Prompt. For the copy, please give all of the data again exactly and leave the pictures out.

..........

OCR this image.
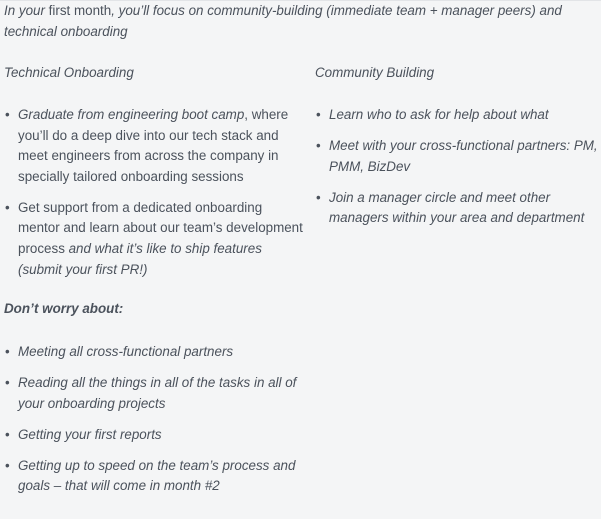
In your first month, you’ll focus on community-building (immediate team + manager peers) and technical onboarding

Technical Onboarding

• Graduate from engineering boot camp, where you’ll do a deep dive into our tech stack and meet engineers from across the company in specially tailored onboarding sessions
• Get support from a dedicated onboarding mentor and learn about our team’s development process and what it’s like to ship features (submit your first PR!)

Community Building

• Learn who to ask for help about what
• Meet with your cross-functional partners: PM, PMM, BizDev
• Join a manager circle and meet other managers within your area and department
Don’t worry about:
• Meeting all cross-functional partners
• Reading all the things in all of the tasks in all of your onboarding projects
• Getting your first reports
• Getting up to speed on the team’s process and goals – that will come in month #2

..........

Reply to the task.
OCR this image.
In your first month, you’ll focus on community-building (immediate team + manager peers) and technical onboarding

Technical Onboarding

• Graduate from engineering boot camp, where you’ll do a deep dive into our tech stack and meet engineers from across the company in specially tailored onboarding sessions
• Get support from a dedicated onboarding mentor and learn about our team’s development process and what it’s like to ship features (submit your first PR!)

Community Building

• Learn who to ask for help about what
• Meet with your cross-functional partners: PM, PMM, BizDev
• Join a manager circle and meet other managers within your area and department
Don’t worry about:
• Meeting all cross-functional partners
• Reading all the things in all of the tasks in all of your onboarding projects
• Getting your first reports
• Getting up to speed on the team’s process and goals – that will come in month #2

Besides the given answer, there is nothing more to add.